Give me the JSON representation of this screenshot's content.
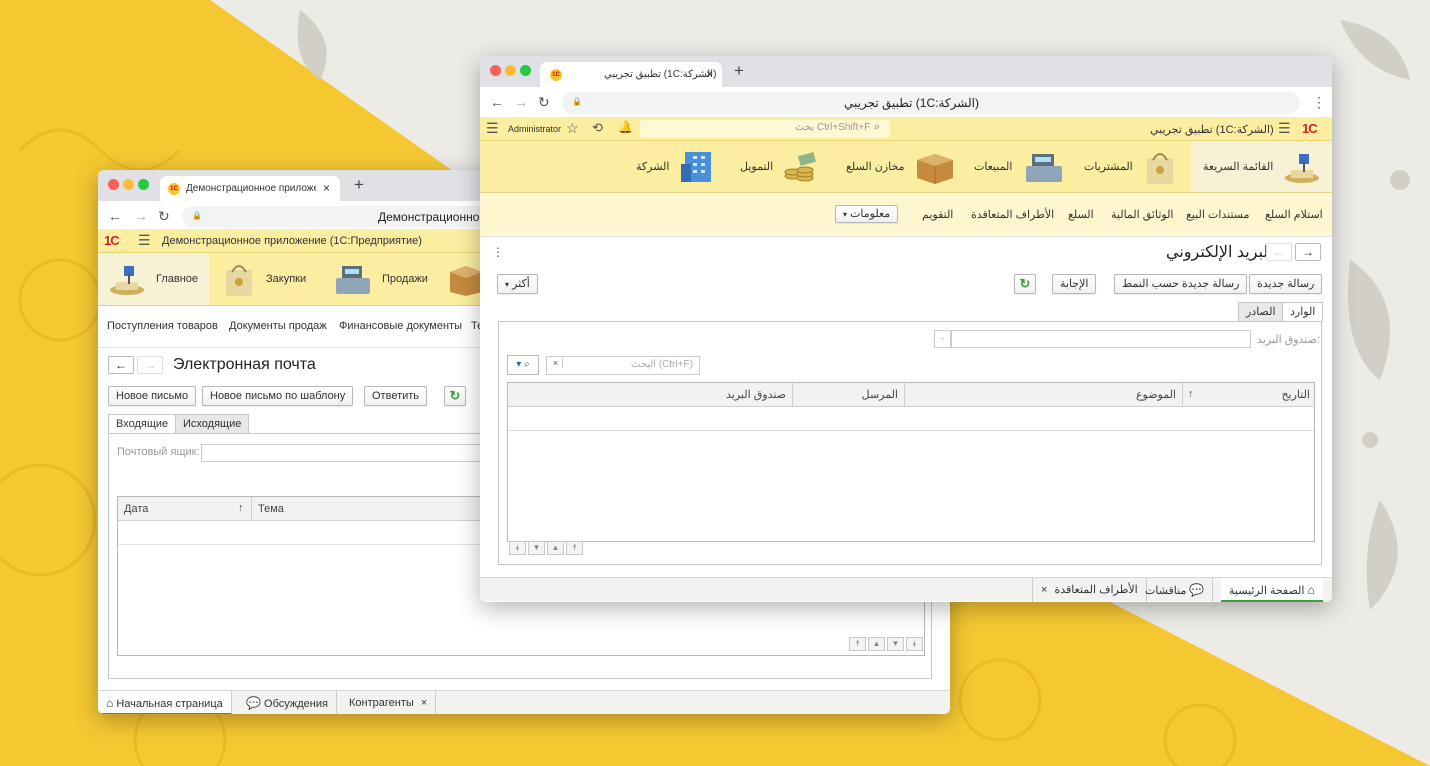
{
  "colors": {
    "background_yellow": "#f5c832",
    "ornament_gray": "#c9c6bd",
    "header_yellow": "#fbeea1",
    "accent_green": "#3aa03a",
    "brand_red": "#d2212d"
  },
  "ru_window": {
    "browser_tab_title": "Демонстрационное приложе",
    "address_text": "Демонстрационно",
    "logo_text": "1С",
    "app_title": "Демонстрационное приложение  (1С:Предприятие)",
    "sections": [
      {
        "label": "Главное",
        "icon": "quick-menu-icon"
      },
      {
        "label": "Закупки",
        "icon": "purchases-bag-icon"
      },
      {
        "label": "Продажи",
        "icon": "cash-register-icon"
      }
    ],
    "commands": [
      "Поступления товаров",
      "Документы продаж",
      "Финансовые документы",
      "Те"
    ],
    "form_title": "Электронная почта",
    "buttons": {
      "new_letter": "Новое письмо",
      "new_by_template": "Новое письмо по шаблону",
      "reply": "Ответить"
    },
    "tabs": {
      "incoming": "Входящие",
      "outgoing": "Исходящие"
    },
    "mailbox_label": "Почтовый ящик:",
    "columns": {
      "date": "Дата",
      "subject": "Тема",
      "sort_arrow": "↑"
    },
    "bottom_tabs": {
      "home": "Начальная страница",
      "discussions": "Обсуждения",
      "counterparties": "Контрагенты"
    }
  },
  "ar_window": {
    "browser_tab_title": "تطبيق تجريبي (1C:الشركة)",
    "address_text": "تطبيق تجريبي (1C:الشركة)",
    "logo_text": "1С",
    "user": "Administrator",
    "search_placeholder": "بحث Ctrl+Shift+F",
    "app_title": "تطبيق تجريبي  (1C:الشركة)",
    "sections": [
      {
        "label": "القائمة السريعة",
        "icon": "quick-menu-icon"
      },
      {
        "label": "المشتريات",
        "icon": "purchases-bag-icon"
      },
      {
        "label": "المبيعات",
        "icon": "cash-register-icon"
      },
      {
        "label": "مخازن السلع",
        "icon": "warehouse-box-icon"
      },
      {
        "label": "التمويل",
        "icon": "coins-icon"
      },
      {
        "label": "الشركة",
        "icon": "company-building-icon"
      }
    ],
    "commands": [
      "استلام السلع",
      "مستندات البيع",
      "الوثائق المالية",
      "السلع",
      "الأطراف المتعاقدة",
      "التقويم"
    ],
    "info_menu": "معلومات",
    "form_title": "البريد الإلكتروني",
    "buttons": {
      "new_letter": "رسالة جديدة",
      "new_by_template": "رسالة جديدة حسب النمط",
      "reply": "الإجابة",
      "more": "أكثر"
    },
    "tabs": {
      "incoming": "الوارد",
      "outgoing": "الصادر"
    },
    "mailbox_label": "صندوق البريد:",
    "search_placeholder_table": "البحث (Ctrl+F)",
    "columns": {
      "date": "التاريخ",
      "subject": "الموضوع",
      "sender": "المرسل",
      "mailbox": "صندوق البريد",
      "sort_arrow": "↑"
    },
    "bottom_tabs": {
      "home": "الصفحة الرئيسية",
      "discussions": "مناقشات",
      "counterparties": "الأطراف المتعاقدة"
    }
  }
}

• • • • •

*Set exercise:* Search the data for "السلع". Copy every matching line.

*Exercise response:*
        "label": "مخازن السلع",
      "استلام السلع",
      "السلع",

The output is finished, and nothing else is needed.